### Brief A
Reproduce the item position entries word for word, from the first entry up to and including the line with "series-line-1 bbox=[121, 205, 1149, 722]".

### Document passage
==============================
A final explanation is that thick sequences of volcanic products deposited around Ruapehu cause the low-velocity volume observed. Donoghue et al. (1999) summarize the geology of the ring plain around Ruapehu as consisting of thick sequences of andesitic tephras overlying and interbedded with lahar deposits, lava flows, debris avalanche deposits, fluvial and aeolian sands, and exotic rhyolitic tephras erupted from the central TVZ. Successive episodes of deposition, burial and compaction of material from all these sources may have built up a thick deposit of low-velocity material around Ruapehu. However, it is not clear whether this mechanism could produce the full 6 km thickness of the low-velocity volume observed.

Clearly no single explanation is able to explain fully the low-velocity volume beneath Ruapehu, but it is possible that each has played a part in its formation. The low-velocities observed directly beneath the Crater Lake area may be indicative of hot or partially molten rock remaining from the last eruptive episode. This would certainly be consistent with the seismic ‘soft centre’ and petrological open system models for Ruapehu, which propose a hot conduit underlying Ruapehu Crater Lake, incapable of significantly impeding the ascent of fresh magma. A degree of hydrothermal circulation in and around the conduit would be expected in such a system, serving to broaden the low-velocity volume.
==============================
### Brief B
Quote the passage on the low-velocity volume beneath Ruapehu from "Clearly no single" up to and including "the low-velocity volume.".

### Item position entries
==============================
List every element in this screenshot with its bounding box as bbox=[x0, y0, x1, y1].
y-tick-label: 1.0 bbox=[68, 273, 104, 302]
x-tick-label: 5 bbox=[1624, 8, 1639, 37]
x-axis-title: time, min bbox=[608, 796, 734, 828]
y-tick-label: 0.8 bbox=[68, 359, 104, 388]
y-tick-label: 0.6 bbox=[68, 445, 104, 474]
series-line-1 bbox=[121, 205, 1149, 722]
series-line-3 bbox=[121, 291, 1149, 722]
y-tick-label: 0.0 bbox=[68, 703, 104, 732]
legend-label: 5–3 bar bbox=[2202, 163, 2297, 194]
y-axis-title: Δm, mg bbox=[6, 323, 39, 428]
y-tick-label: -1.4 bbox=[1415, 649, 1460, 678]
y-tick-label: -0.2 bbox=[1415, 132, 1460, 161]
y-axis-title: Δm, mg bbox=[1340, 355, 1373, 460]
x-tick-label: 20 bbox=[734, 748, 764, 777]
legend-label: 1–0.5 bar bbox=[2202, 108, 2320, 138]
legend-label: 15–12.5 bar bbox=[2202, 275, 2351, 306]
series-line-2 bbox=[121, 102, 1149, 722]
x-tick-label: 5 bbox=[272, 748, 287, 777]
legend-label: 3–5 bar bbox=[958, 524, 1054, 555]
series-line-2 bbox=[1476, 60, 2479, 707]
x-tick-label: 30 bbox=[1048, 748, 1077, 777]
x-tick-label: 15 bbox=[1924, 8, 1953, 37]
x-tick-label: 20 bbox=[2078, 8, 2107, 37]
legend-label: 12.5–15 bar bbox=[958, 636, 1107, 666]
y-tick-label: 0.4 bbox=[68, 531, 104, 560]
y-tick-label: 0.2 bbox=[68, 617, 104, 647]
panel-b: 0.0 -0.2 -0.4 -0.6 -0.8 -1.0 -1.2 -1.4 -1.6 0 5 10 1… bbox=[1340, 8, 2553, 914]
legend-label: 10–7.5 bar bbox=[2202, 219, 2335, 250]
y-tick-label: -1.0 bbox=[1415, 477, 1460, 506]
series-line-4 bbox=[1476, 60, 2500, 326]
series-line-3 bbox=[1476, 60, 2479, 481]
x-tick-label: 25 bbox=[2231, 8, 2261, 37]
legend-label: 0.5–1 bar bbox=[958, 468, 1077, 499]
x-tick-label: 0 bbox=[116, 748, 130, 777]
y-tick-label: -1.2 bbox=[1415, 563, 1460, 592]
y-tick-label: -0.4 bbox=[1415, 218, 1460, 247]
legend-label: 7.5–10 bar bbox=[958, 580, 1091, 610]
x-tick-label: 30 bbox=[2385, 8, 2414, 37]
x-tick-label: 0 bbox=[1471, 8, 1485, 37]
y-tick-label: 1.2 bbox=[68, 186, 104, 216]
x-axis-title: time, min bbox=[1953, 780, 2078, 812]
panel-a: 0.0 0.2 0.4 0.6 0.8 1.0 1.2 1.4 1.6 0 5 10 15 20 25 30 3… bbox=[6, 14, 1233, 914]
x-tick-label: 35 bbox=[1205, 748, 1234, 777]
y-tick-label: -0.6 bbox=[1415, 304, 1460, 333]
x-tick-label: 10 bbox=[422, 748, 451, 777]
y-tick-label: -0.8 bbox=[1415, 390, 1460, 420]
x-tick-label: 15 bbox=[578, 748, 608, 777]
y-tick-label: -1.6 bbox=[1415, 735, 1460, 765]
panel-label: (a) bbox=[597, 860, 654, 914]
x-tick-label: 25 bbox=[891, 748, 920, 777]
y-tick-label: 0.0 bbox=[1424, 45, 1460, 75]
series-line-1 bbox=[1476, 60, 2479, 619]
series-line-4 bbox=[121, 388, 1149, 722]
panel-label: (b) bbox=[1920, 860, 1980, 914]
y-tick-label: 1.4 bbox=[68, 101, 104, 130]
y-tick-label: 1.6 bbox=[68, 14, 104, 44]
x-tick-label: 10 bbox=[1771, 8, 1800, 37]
==============================
### Complete output A
List every element in this screenshot with its bounding box as bbox=[x0, y0, x1, y1].
y-tick-label: 1.0 bbox=[68, 273, 104, 302]
x-tick-label: 5 bbox=[1624, 8, 1639, 37]
x-axis-title: time, min bbox=[608, 796, 734, 828]
y-tick-label: 0.8 bbox=[68, 359, 104, 388]
y-tick-label: 0.6 bbox=[68, 445, 104, 474]
series-line-1 bbox=[121, 205, 1149, 722]

### Complete output B
Clearly no single explanation is able to explain fully the low-velocity volume beneath Ruapehu, but it is possible that each has played a part in its formation. The low-velocities observed directly beneath the Crater Lake area may be indicative of hot or partially molten rock remaining from the last eruptive episode. This would certainly be consistent with the seismic ‘soft centre’ and petrological open system models for Ruapehu, which propose a hot conduit underlying Ruapehu Crater Lake, incapable of significantly impeding the ascent of fresh magma. A degree of hydrothermal circulation in and around the conduit would be expected in such a system, serving to broaden the low-velocity volume.